Only the pictures are left out: repeat the rest of the entries exactly.
--- begin Provided entries ---
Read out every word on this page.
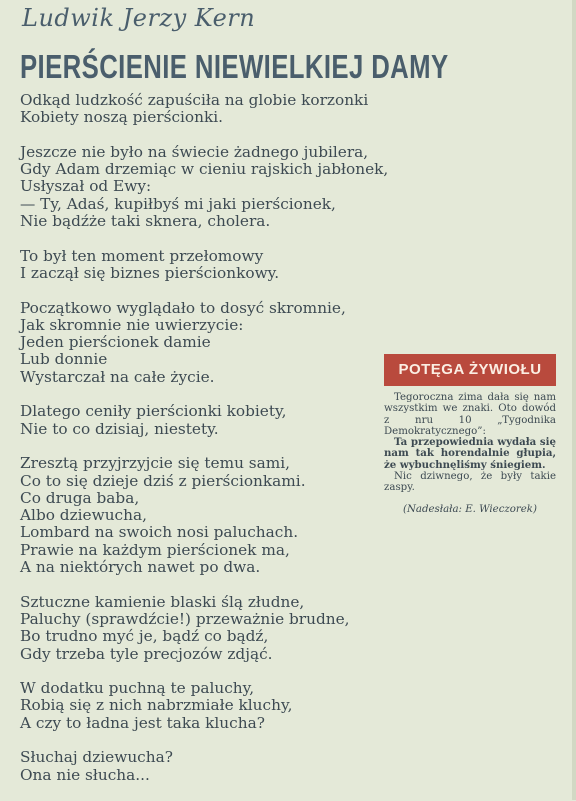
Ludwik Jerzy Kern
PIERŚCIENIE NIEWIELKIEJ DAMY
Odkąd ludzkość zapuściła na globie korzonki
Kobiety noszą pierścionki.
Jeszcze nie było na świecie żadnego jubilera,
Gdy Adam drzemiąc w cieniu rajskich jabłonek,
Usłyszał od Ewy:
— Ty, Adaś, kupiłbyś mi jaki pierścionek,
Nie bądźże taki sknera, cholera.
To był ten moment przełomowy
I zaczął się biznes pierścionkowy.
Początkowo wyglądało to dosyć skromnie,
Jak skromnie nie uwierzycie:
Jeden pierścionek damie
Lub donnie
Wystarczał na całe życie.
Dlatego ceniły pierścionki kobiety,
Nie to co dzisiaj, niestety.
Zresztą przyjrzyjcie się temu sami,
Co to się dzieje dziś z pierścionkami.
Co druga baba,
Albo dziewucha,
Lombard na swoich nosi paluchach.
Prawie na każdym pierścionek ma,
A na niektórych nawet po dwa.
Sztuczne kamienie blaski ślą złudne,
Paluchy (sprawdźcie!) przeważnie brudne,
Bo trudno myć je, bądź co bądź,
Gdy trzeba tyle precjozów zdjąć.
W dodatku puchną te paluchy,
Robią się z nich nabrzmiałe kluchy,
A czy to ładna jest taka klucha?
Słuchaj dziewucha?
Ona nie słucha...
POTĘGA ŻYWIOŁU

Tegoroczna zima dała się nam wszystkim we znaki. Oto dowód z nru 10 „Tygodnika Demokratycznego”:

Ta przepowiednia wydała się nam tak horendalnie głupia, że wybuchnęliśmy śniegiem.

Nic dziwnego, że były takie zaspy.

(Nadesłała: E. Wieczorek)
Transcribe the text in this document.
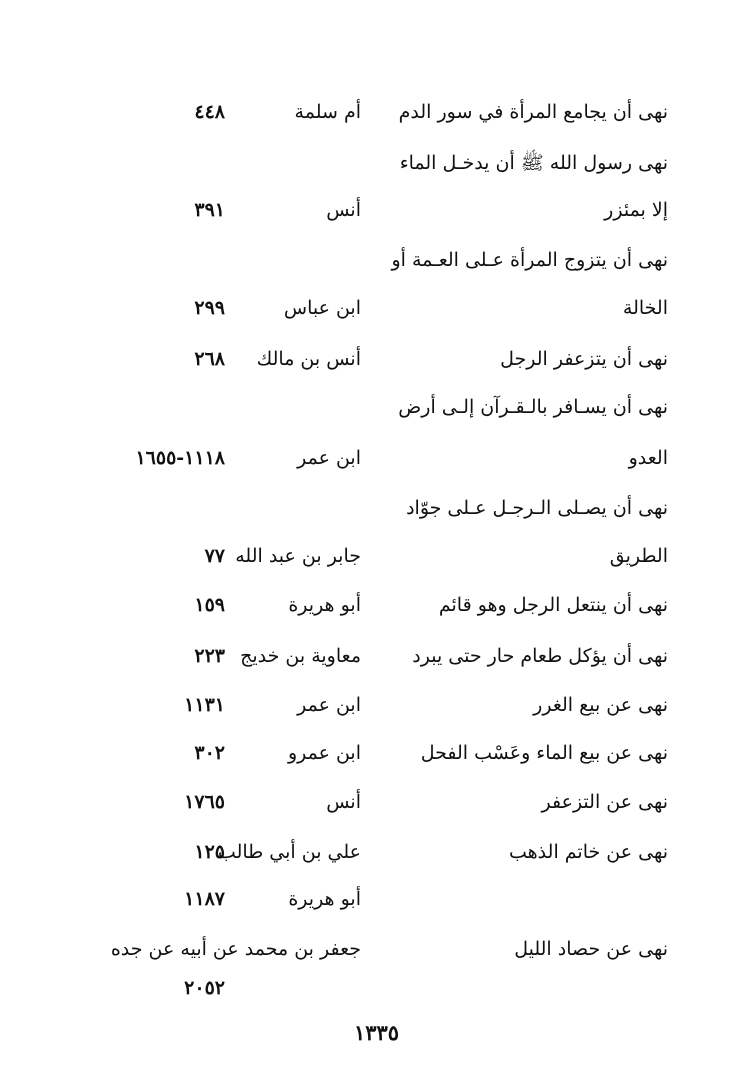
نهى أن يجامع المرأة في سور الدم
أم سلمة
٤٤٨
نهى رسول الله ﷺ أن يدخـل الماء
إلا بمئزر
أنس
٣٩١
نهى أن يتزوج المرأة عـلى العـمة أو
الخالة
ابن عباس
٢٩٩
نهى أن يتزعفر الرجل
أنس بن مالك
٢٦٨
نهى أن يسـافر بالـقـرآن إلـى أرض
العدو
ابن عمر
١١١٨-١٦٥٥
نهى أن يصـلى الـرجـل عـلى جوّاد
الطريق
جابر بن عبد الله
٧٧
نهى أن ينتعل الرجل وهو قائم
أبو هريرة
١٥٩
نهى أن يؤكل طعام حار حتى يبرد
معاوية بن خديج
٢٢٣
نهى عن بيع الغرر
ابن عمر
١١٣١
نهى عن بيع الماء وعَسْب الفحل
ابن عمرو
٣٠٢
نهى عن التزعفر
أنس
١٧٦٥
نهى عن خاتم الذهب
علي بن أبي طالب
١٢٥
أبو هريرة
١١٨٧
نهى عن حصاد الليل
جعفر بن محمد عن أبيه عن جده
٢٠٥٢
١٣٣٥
--- end Provided entries ---
> **Output**:
Read out every word on this page.
Ludwik Jerzy Kern
PIERŚCIENIE NIEWIELKIEJ DAMY
Odkąd ludzkość zapuściła na globie korzonki
Kobiety noszą pierścionki.
Jeszcze nie było na świecie żadnego jubilera,
Gdy Adam drzemiąc w cieniu rajskich jabłonek,
Usłyszał od Ewy:
— Ty, Adaś, kupiłbyś mi jaki pierścionek,
Nie bądźże taki sknera, cholera.
To był ten moment przełomowy
I zaczął się biznes pierścionkowy.
Początkowo wyglądało to dosyć skromnie,
Jak skromnie nie uwierzycie:
Jeden pierścionek damie
Lub donnie
Wystarczał na całe życie.
Dlatego ceniły pierścionki kobiety,
Nie to co dzisiaj, niestety.
Zresztą przyjrzyjcie się temu sami,
Co to się dzieje dziś z pierścionkami.
Co druga baba,
Albo dziewucha,
Lombard na swoich nosi paluchach.
Prawie na każdym pierścionek ma,
A na niektórych nawet po dwa.
Sztuczne kamienie blaski ślą złudne,
Paluchy (sprawdźcie!) przeważnie brudne,
Bo trudno myć je, bądź co bądź,
Gdy trzeba tyle precjozów zdjąć.
W dodatku puchną te paluchy,
Robią się z nich nabrzmiałe kluchy,
A czy to ładna jest taka klucha?
Słuchaj dziewucha?
Ona nie słucha...
POTĘGA ŻYWIOŁU

Tegoroczna zima dała się nam wszystkim we znaki. Oto dowód z nru 10 „Tygodnika Demokratycznego”:

Ta przepowiednia wydała się nam tak horendalnie głupia, że wybuchnęliśmy śniegiem.

Nic dziwnego, że były takie zaspy.

(Nadesłała: E. Wieczorek)
Transcribe the text in this document.
نهى أن يجامع المرأة في سور الدم
أم سلمة
٤٤٨
نهى رسول الله ﷺ أن يدخـل الماء
إلا بمئزر
أنس
٣٩١
نهى أن يتزوج المرأة عـلى العـمة أو
الخالة
ابن عباس
٢٩٩
نهى أن يتزعفر الرجل
أنس بن مالك
٢٦٨
نهى أن يسـافر بالـقـرآن إلـى أرض
العدو
ابن عمر
١١١٨-١٦٥٥
نهى أن يصـلى الـرجـل عـلى جوّاد
الطريق
جابر بن عبد الله
٧٧
نهى أن ينتعل الرجل وهو قائم
أبو هريرة
١٥٩
نهى أن يؤكل طعام حار حتى يبرد
معاوية بن خديج
٢٢٣
نهى عن بيع الغرر
ابن عمر
١١٣١
نهى عن بيع الماء وعَسْب الفحل
ابن عمرو
٣٠٢
نهى عن التزعفر
أنس
١٧٦٥
نهى عن خاتم الذهب
علي بن أبي طالب
١٢٥
أبو هريرة
١١٨٧
نهى عن حصاد الليل
جعفر بن محمد عن أبيه عن جده
٢٠٥٢
١٣٣٥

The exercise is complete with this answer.